Required action: Go through the listing that follows and write it out exactly. Drop the pictures.

The records:
--

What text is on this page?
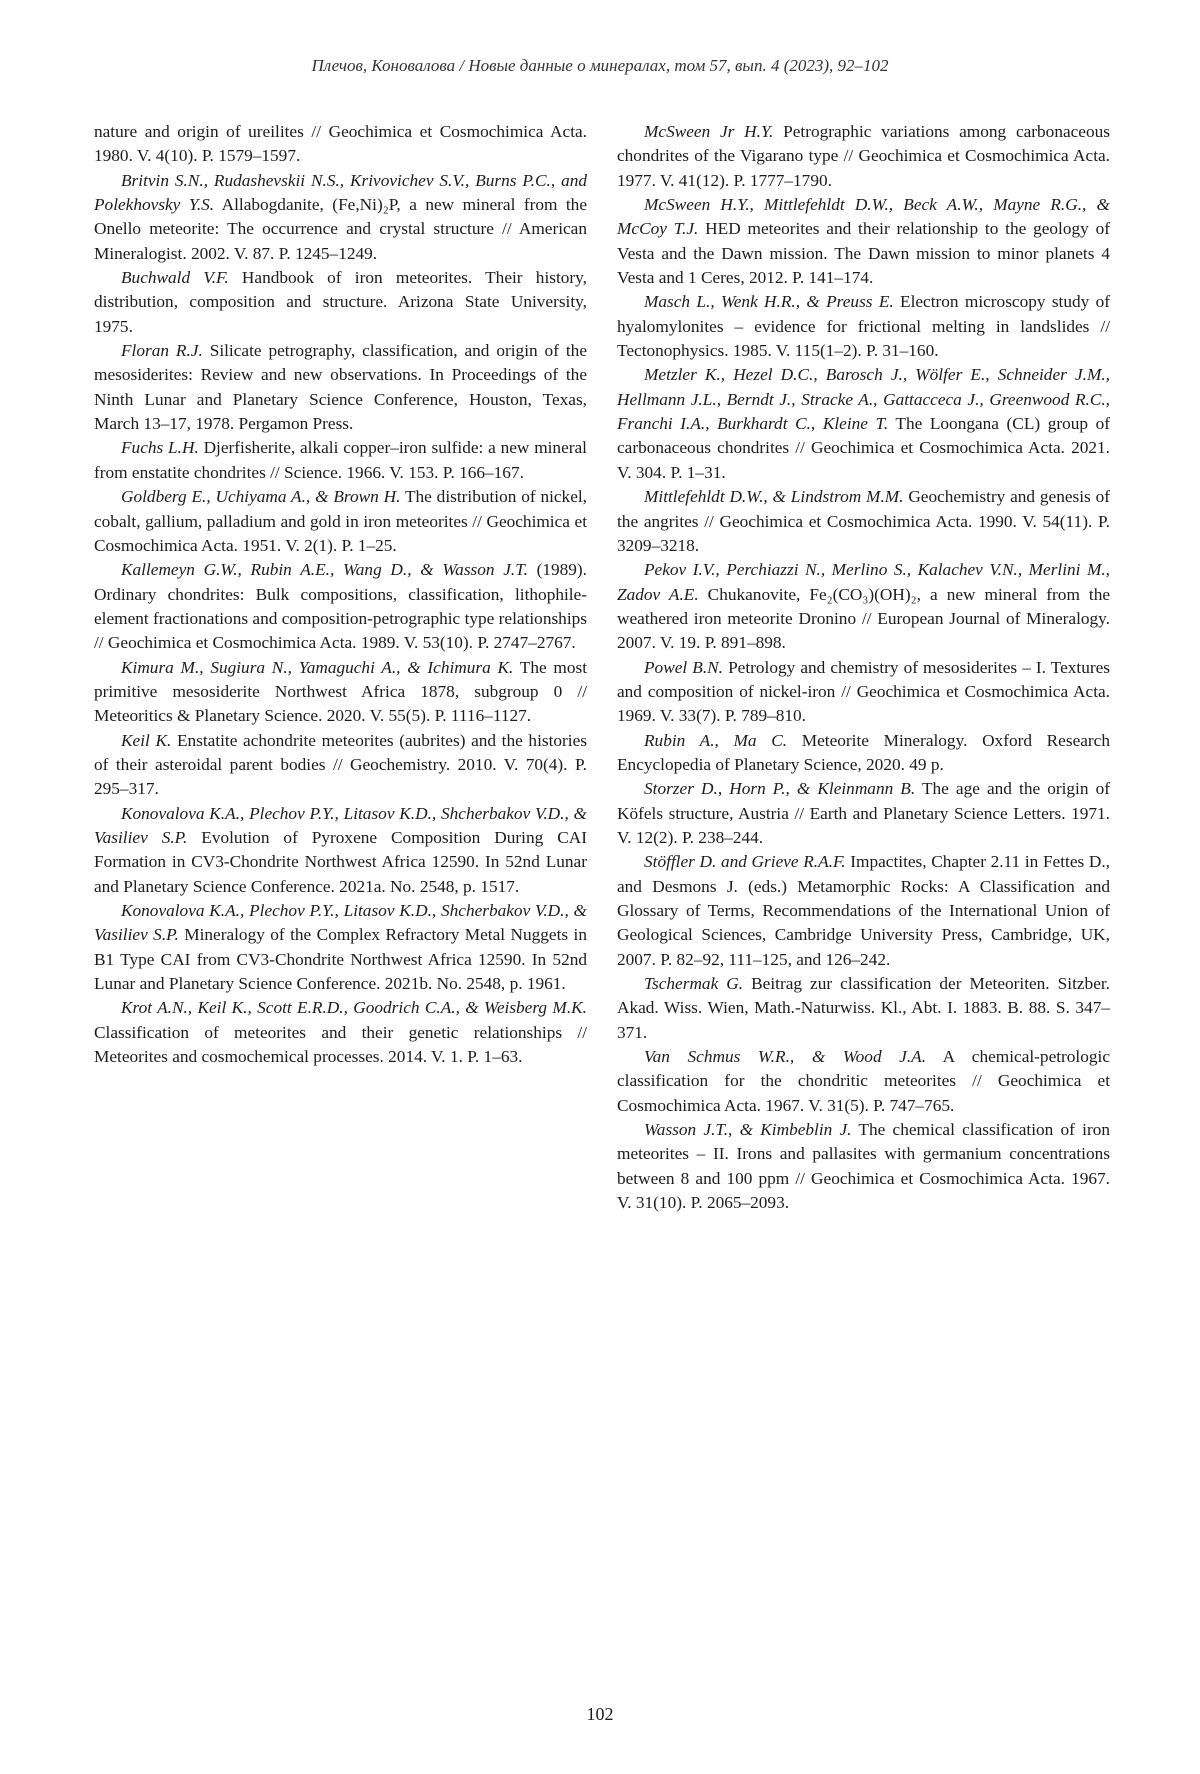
Плечов, Коновалова / Новые данные о минералах, том 57, вып. 4 (2023), 92–102

nature and origin of ureilites // Geochimica et Cosmochimica Acta. 1980. V. 4(10). P. 1579–1597.

Britvin S.N., Rudashevskii N.S., Krivovichev S.V., Burns P.C., and Polekhovsky Y.S. Allabogdanite, (Fe,Ni)₂P, a new mineral from the Onello meteorite: The occurrence and crystal structure // American Mineralogist. 2002. V. 87. P. 1245–1249.

Buchwald V.F. Handbook of iron meteorites. Their history, distribution, composition and structure. Arizona State University, 1975.

Floran R.J. Silicate petrography, classification, and origin of the mesosiderites: Review and new observations. In Proceedings of the Ninth Lunar and Planetary Science Conference, Houston, Texas, March 13–17, 1978. Pergamon Press.

Fuchs L.H. Djerfisherite, alkali copper–iron sulfide: a new mineral from enstatite chondrites // Science. 1966. V. 153. P. 166–167.

Goldberg E., Uchiyama A., & Brown H. The distribution of nickel, cobalt, gallium, palladium and gold in iron meteorites // Geochimica et Cosmochimica Acta. 1951. V. 2(1). P. 1–25.

Kallemeyn G.W., Rubin A.E., Wang D., & Wasson J.T. (1989). Ordinary chondrites: Bulk compositions, classification, lithophile-element fractionations and composition-petrographic type relationships // Geochimica et Cosmochimica Acta. 1989. V. 53(10). P. 2747–2767.

Kimura M., Sugiura N., Yamaguchi A., & Ichimura K. The most primitive mesosiderite Northwest Africa 1878, subgroup 0 // Meteoritics & Planetary Science. 2020. V. 55(5). P. 1116–1127.

Keil K. Enstatite achondrite meteorites (aubrites) and the histories of their asteroidal parent bodies // Geochemistry. 2010. V. 70(4). P. 295–317.

Konovalova K.A., Plechov P.Y., Litasov K.D., Shcherbakov V.D., & Vasiliev S.P. Evolution of Pyroxene Composition During CAI Formation in CV3-Chondrite Northwest Africa 12590. In 52nd Lunar and Planetary Science Conference. 2021a. No. 2548, p. 1517.

Konovalova K.A., Plechov P.Y., Litasov K.D., Shcherbakov V.D., & Vasiliev S.P. Mineralogy of the Complex Refractory Metal Nuggets in B1 Type CAI from CV3-Chondrite Northwest Africa 12590. In 52nd Lunar and Planetary Science Conference. 2021b. No. 2548, p. 1961.

Krot A.N., Keil K., Scott E.R.D., Goodrich C.A., & Weisberg M.K. Classification of meteorites and their genetic relationships // Meteorites and cosmochemical processes. 2014. V. 1. P. 1–63.

McSween Jr H.Y. Petrographic variations among carbonaceous chondrites of the Vigarano type // Geochimica et Cosmochimica Acta. 1977. V. 41(12). P. 1777–1790.

McSween H.Y., Mittlefehldt D.W., Beck A.W., Mayne R.G., & McCoy T.J. HED meteorites and their relationship to the geology of Vesta and the Dawn mission. The Dawn mission to minor planets 4 Vesta and 1 Ceres, 2012. P. 141–174.

Masch L., Wenk H.R., & Preuss E. Electron microscopy study of hyalomylonites – evidence for frictional melting in landslides // Tectonophysics. 1985. V. 115(1–2). P. 31–160.

Metzler K., Hezel D.C., Barosch J., Wölfer E., Schneider J.M., Hellmann J.L., Berndt J., Stracke A., Gattacceca J., Greenwood R.C., Franchi I.A., Burkhardt C., Kleine T. The Loongana (CL) group of carbonaceous chondrites // Geochimica et Cosmochimica Acta. 2021. V. 304. P. 1–31.

Mittlefehldt D.W., & Lindstrom M.M. Geochemistry and genesis of the angrites // Geochimica et Cosmochimica Acta. 1990. V. 54(11). P. 3209–3218.

Pekov I.V., Perchiazzi N., Merlino S., Kalachev V.N., Merlini M., Zadov A.E. Chukanovite, Fe₂(CO₃)(OH)₂, a new mineral from the weathered iron meteorite Dronino // European Journal of Mineralogy. 2007. V. 19. P. 891–898.

Powel B.N. Petrology and chemistry of mesosiderites – I. Textures and composition of nickel-iron // Geochimica et Cosmochimica Acta. 1969. V. 33(7). P. 789–810.

Rubin A., Ma C. Meteorite Mineralogy. Oxford Research Encyclopedia of Planetary Science, 2020. 49 p.

Storzer D., Horn P., & Kleinmann B. The age and the origin of Köfels structure, Austria // Earth and Planetary Science Letters. 1971. V. 12(2). P. 238–244.

Stöffler D. and Grieve R.A.F. Impactites, Chapter 2.11 in Fettes D., and Desmons J. (eds.) Metamorphic Rocks: A Classification and Glossary of Terms, Recommendations of the International Union of Geological Sciences, Cambridge University Press, Cambridge, UK, 2007. P. 82–92, 111–125, and 126–242.

Tschermak G. Beitrag zur classification der Meteoriten. Sitzber. Akad. Wiss. Wien, Math.-Naturwiss. Kl., Abt. I. 1883. B. 88. S. 347–371.

Van Schmus W.R., & Wood J.A. A chemical-petrologic classification for the chondritic meteorites // Geochimica et Cosmochimica Acta. 1967. V. 31(5). P. 747–765.

Wasson J.T., & Kimbeblin J. The chemical classification of iron meteorites – II. Irons and pallasites with germanium concentrations between 8 and 100 ppm // Geochimica et Cosmochimica Acta. 1967. V. 31(10). P. 2065–2093.

102
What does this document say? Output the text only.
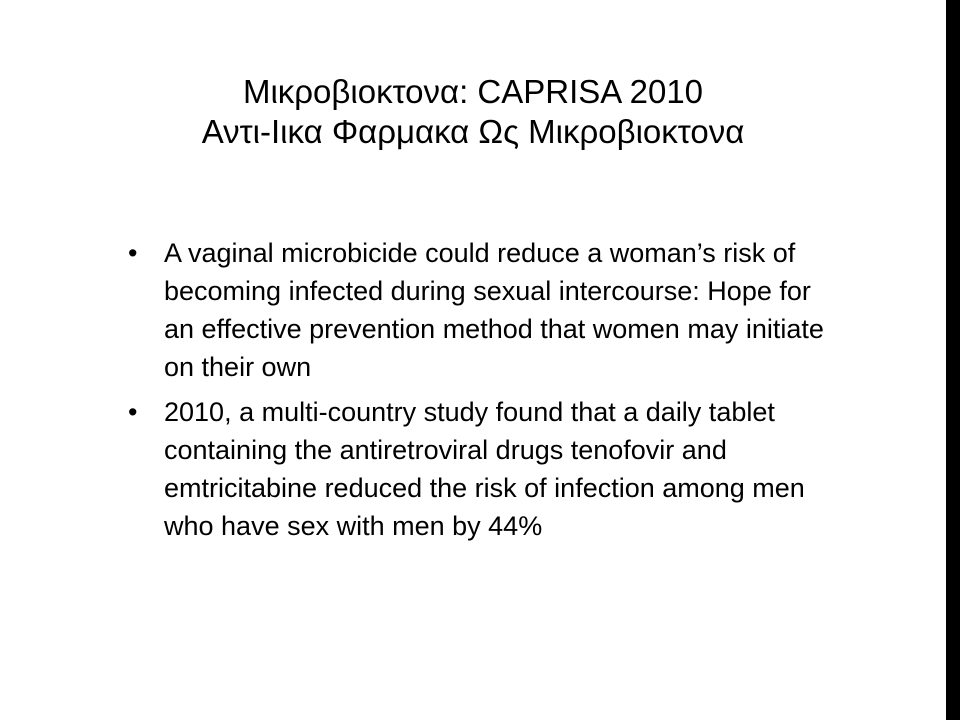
Μικροβιοκτονα: CAPRISA 2010
Αντι-Ιικα Φαρμακα Ως Μικροβιοκτονα
• A vaginal microbicide could reduce a woman’s risk of becoming infected during sexual intercourse: Hope for an effective prevention method that women may initiate on their own
• 2010, a multi-country study found that a daily tablet containing the antiretroviral drugs tenofovir and emtricitabine reduced the risk of infection among men who have sex with men by 44%
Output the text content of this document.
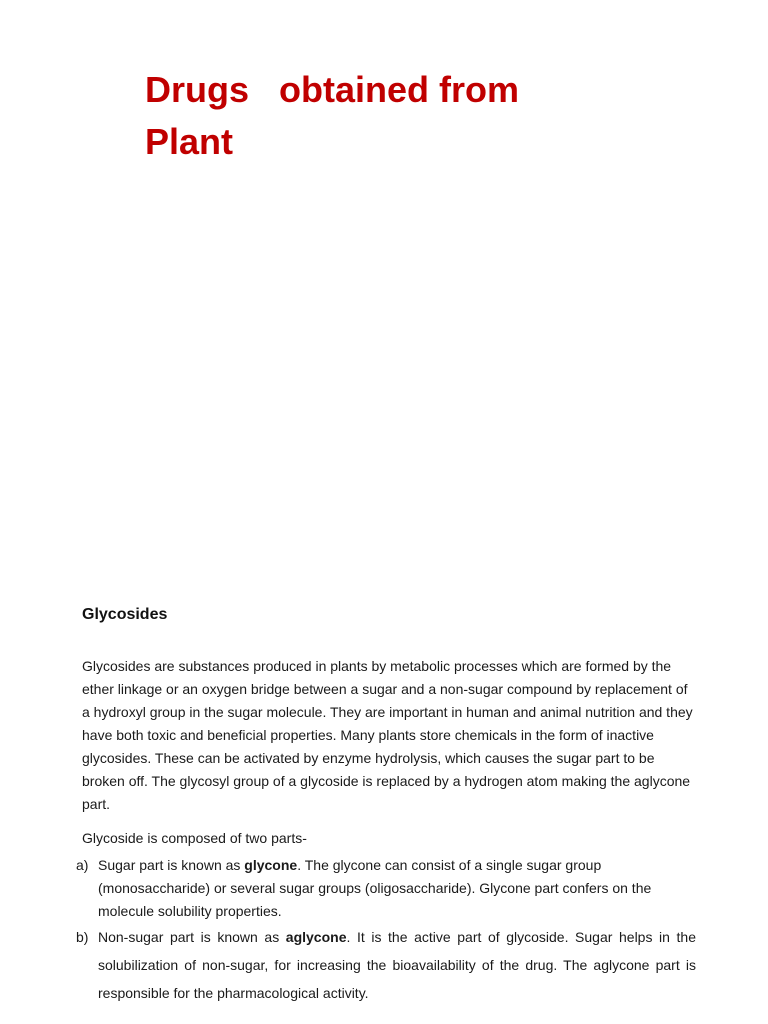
Drugs   obtained from
Plant
Glycosides

Glycosides are substances produced in plants by metabolic processes which are formed by the ether linkage or an oxygen bridge between a sugar and a non-sugar compound by replacement of a hydroxyl group in the sugar molecule. They are important in human and animal nutrition and they have both toxic and beneficial properties. Many plants store chemicals in the form of inactive glycosides. These can be activated by enzyme hydrolysis, which causes the sugar part to be broken off. The glycosyl group of a glycoside is replaced by a hydrogen atom making the aglycone part.

Glycoside is composed of two parts-

a) Sugar part is known as glycone. The glycone can consist of a single sugar group (monosaccharide) or several sugar groups (oligosaccharide). Glycone part confers on the molecule solubility properties.
b) Non-sugar part is known as aglycone. It is the active part of glycoside. Sugar helps in the solubilization of non-sugar, for increasing the bioavailability of the drug. The aglycone part is responsible for the pharmacological activity.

--

Task response:
What text is on this page?
Плечов, Коновалова / Новые данные о минералах, том 57, вып. 4 (2023), 92–102

nature and origin of ureilites // Geochimica et Cosmochimica Acta. 1980. V. 4(10). P. 1579–1597.

Britvin S.N., Rudashevskii N.S., Krivovichev S.V., Burns P.C., and Polekhovsky Y.S. Allabogdanite, (Fe,Ni)₂P, a new mineral from the Onello meteorite: The occurrence and crystal structure // American Mineralogist. 2002. V. 87. P. 1245–1249.

Buchwald V.F. Handbook of iron meteorites. Their history, distribution, composition and structure. Arizona State University, 1975.

Floran R.J. Silicate petrography, classification, and origin of the mesosiderites: Review and new observations. In Proceedings of the Ninth Lunar and Planetary Science Conference, Houston, Texas, March 13–17, 1978. Pergamon Press.

Fuchs L.H. Djerfisherite, alkali copper–iron sulfide: a new mineral from enstatite chondrites // Science. 1966. V. 153. P. 166–167.

Goldberg E., Uchiyama A., & Brown H. The distribution of nickel, cobalt, gallium, palladium and gold in iron meteorites // Geochimica et Cosmochimica Acta. 1951. V. 2(1). P. 1–25.

Kallemeyn G.W., Rubin A.E., Wang D., & Wasson J.T. (1989). Ordinary chondrites: Bulk compositions, classification, lithophile-element fractionations and composition-petrographic type relationships // Geochimica et Cosmochimica Acta. 1989. V. 53(10). P. 2747–2767.

Kimura M., Sugiura N., Yamaguchi A., & Ichimura K. The most primitive mesosiderite Northwest Africa 1878, subgroup 0 // Meteoritics & Planetary Science. 2020. V. 55(5). P. 1116–1127.

Keil K. Enstatite achondrite meteorites (aubrites) and the histories of their asteroidal parent bodies // Geochemistry. 2010. V. 70(4). P. 295–317.

Konovalova K.A., Plechov P.Y., Litasov K.D., Shcherbakov V.D., & Vasiliev S.P. Evolution of Pyroxene Composition During CAI Formation in CV3-Chondrite Northwest Africa 12590. In 52nd Lunar and Planetary Science Conference. 2021a. No. 2548, p. 1517.

Konovalova K.A., Plechov P.Y., Litasov K.D., Shcherbakov V.D., & Vasiliev S.P. Mineralogy of the Complex Refractory Metal Nuggets in B1 Type CAI from CV3-Chondrite Northwest Africa 12590. In 52nd Lunar and Planetary Science Conference. 2021b. No. 2548, p. 1961.

Krot A.N., Keil K., Scott E.R.D., Goodrich C.A., & Weisberg M.K. Classification of meteorites and their genetic relationships // Meteorites and cosmochemical processes. 2014. V. 1. P. 1–63.

McSween Jr H.Y. Petrographic variations among carbonaceous chondrites of the Vigarano type // Geochimica et Cosmochimica Acta. 1977. V. 41(12). P. 1777–1790.

McSween H.Y., Mittlefehldt D.W., Beck A.W., Mayne R.G., & McCoy T.J. HED meteorites and their relationship to the geology of Vesta and the Dawn mission. The Dawn mission to minor planets 4 Vesta and 1 Ceres, 2012. P. 141–174.

Masch L., Wenk H.R., & Preuss E. Electron microscopy study of hyalomylonites – evidence for frictional melting in landslides // Tectonophysics. 1985. V. 115(1–2). P. 31–160.

Metzler K., Hezel D.C., Barosch J., Wölfer E., Schneider J.M., Hellmann J.L., Berndt J., Stracke A., Gattacceca J., Greenwood R.C., Franchi I.A., Burkhardt C., Kleine T. The Loongana (CL) group of carbonaceous chondrites // Geochimica et Cosmochimica Acta. 2021. V. 304. P. 1–31.

Mittlefehldt D.W., & Lindstrom M.M. Geochemistry and genesis of the angrites // Geochimica et Cosmochimica Acta. 1990. V. 54(11). P. 3209–3218.

Pekov I.V., Perchiazzi N., Merlino S., Kalachev V.N., Merlini M., Zadov A.E. Chukanovite, Fe₂(CO₃)(OH)₂, a new mineral from the weathered iron meteorite Dronino // European Journal of Mineralogy. 2007. V. 19. P. 891–898.

Powel B.N. Petrology and chemistry of mesosiderites – I. Textures and composition of nickel-iron // Geochimica et Cosmochimica Acta. 1969. V. 33(7). P. 789–810.

Rubin A., Ma C. Meteorite Mineralogy. Oxford Research Encyclopedia of Planetary Science, 2020. 49 p.

Storzer D., Horn P., & Kleinmann B. The age and the origin of Köfels structure, Austria // Earth and Planetary Science Letters. 1971. V. 12(2). P. 238–244.

Stöffler D. and Grieve R.A.F. Impactites, Chapter 2.11 in Fettes D., and Desmons J. (eds.) Metamorphic Rocks: A Classification and Glossary of Terms, Recommendations of the International Union of Geological Sciences, Cambridge University Press, Cambridge, UK, 2007. P. 82–92, 111–125, and 126–242.

Tschermak G. Beitrag zur classification der Meteoriten. Sitzber. Akad. Wiss. Wien, Math.-Naturwiss. Kl., Abt. I. 1883. B. 88. S. 347–371.

Van Schmus W.R., & Wood J.A. A chemical-petrologic classification for the chondritic meteorites // Geochimica et Cosmochimica Acta. 1967. V. 31(5). P. 747–765.

Wasson J.T., & Kimbeblin J. The chemical classification of iron meteorites – II. Irons and pallasites with germanium concentrations between 8 and 100 ppm // Geochimica et Cosmochimica Acta. 1967. V. 31(10). P. 2065–2093.

102
What does this document say? Output the text only.
Μικροβιοκτονα: CAPRISA 2010
Αντι-Ιικα Φαρμακα Ως Μικροβιοκτονα
• A vaginal microbicide could reduce a woman’s risk of becoming infected during sexual intercourse: Hope for an effective prevention method that women may initiate on their own
• 2010, a multi-country study found that a daily tablet containing the antiretroviral drugs tenofovir and emtricitabine reduced the risk of infection among men who have sex with men by 44%
Output the text content of this document.
Drugs   obtained from
Plant
Glycosides

Glycosides are substances produced in plants by metabolic processes which are formed by the ether linkage or an oxygen bridge between a sugar and a non-sugar compound by replacement of a hydroxyl group in the sugar molecule. They are important in human and animal nutrition and they have both toxic and beneficial properties. Many plants store chemicals in the form of inactive glycosides. These can be activated by enzyme hydrolysis, which causes the sugar part to be broken off. The glycosyl group of a glycoside is replaced by a hydrogen atom making the aglycone part.

Glycoside is composed of two parts-

a) Sugar part is known as glycone. The glycone can consist of a single sugar group (monosaccharide) or several sugar groups (oligosaccharide). Glycone part confers on the molecule solubility properties.
b) Non-sugar part is known as aglycone. It is the active part of glycoside. Sugar helps in the solubilization of non-sugar, for increasing the bioavailability of the drug. The aglycone part is responsible for the pharmacological activity.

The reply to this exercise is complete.